TASK: Below are the records; give again exactly the lines from the one containing "Extract the chart's" through the one containing "What's the underlying", leaving out pictures.

RECORDED DATA:
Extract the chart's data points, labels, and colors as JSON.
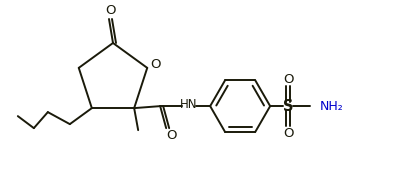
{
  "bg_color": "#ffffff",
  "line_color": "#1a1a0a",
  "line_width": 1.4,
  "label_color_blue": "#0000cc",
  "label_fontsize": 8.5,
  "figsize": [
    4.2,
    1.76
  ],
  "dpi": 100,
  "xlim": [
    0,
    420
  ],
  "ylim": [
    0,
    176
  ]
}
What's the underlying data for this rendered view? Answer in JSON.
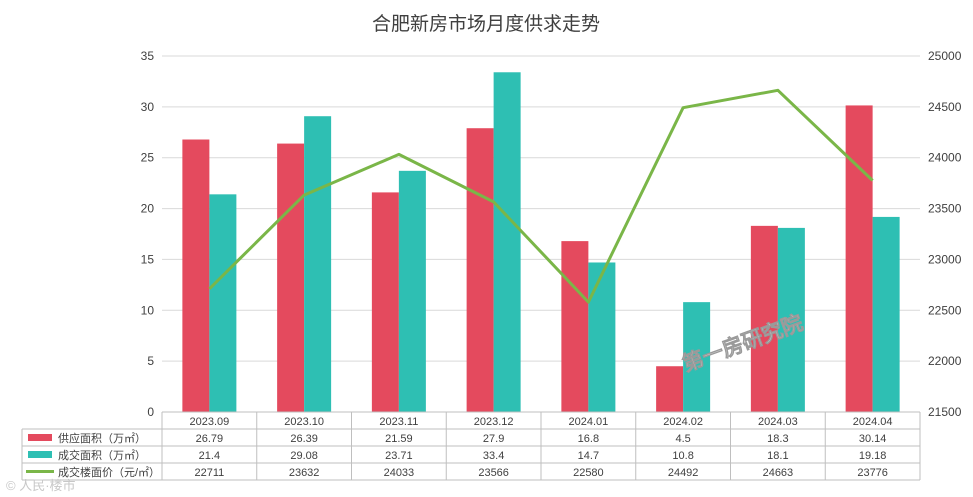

--

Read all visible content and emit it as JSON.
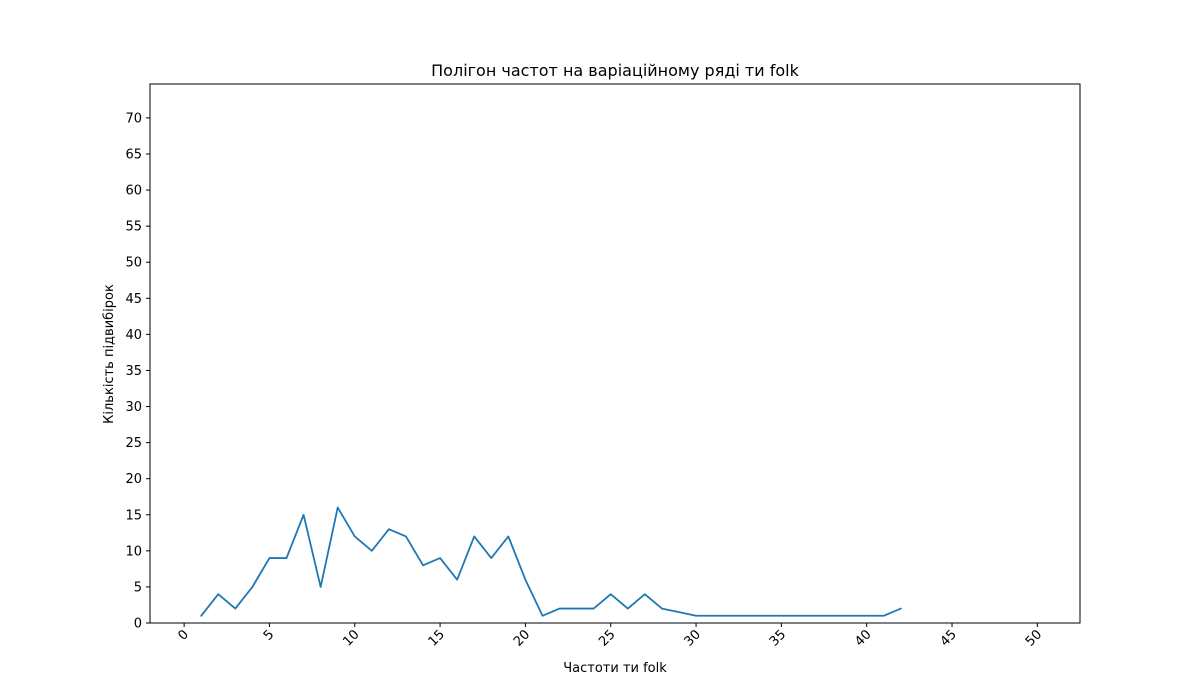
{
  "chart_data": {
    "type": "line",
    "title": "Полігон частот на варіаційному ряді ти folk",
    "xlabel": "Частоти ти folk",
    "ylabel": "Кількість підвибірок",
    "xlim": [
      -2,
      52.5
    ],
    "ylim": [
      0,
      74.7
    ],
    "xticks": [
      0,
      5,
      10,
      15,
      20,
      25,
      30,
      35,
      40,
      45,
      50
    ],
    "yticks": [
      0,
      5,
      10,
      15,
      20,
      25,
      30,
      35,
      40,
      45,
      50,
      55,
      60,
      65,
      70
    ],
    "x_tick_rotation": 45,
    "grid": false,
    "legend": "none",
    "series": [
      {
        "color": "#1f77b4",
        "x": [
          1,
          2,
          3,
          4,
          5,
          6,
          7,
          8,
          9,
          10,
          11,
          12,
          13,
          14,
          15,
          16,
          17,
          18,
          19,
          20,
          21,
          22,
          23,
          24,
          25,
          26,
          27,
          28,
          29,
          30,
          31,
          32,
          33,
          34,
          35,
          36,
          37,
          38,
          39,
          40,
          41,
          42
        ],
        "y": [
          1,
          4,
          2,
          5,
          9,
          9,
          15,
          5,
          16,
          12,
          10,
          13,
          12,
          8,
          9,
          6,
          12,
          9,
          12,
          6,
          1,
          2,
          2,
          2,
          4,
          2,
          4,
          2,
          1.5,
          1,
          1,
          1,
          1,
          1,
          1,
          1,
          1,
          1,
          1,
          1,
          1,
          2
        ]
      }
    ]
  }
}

RESPONSE BELOW:
Extract the chart's data points, labels, and colors as JSON.
{
  "bg_color": "#ffffff",
  "line_color": "#1a1a0a",
  "line_width": 1.4,
  "label_color_blue": "#0000cc",
  "label_fontsize": 8.5,
  "figsize": [
    4.2,
    1.76
  ],
  "dpi": 100,
  "xlim": [
    0,
    420
  ],
  "ylim": [
    0,
    176
  ]
}
What's the underlying data for this rendered view? Answer in JSON.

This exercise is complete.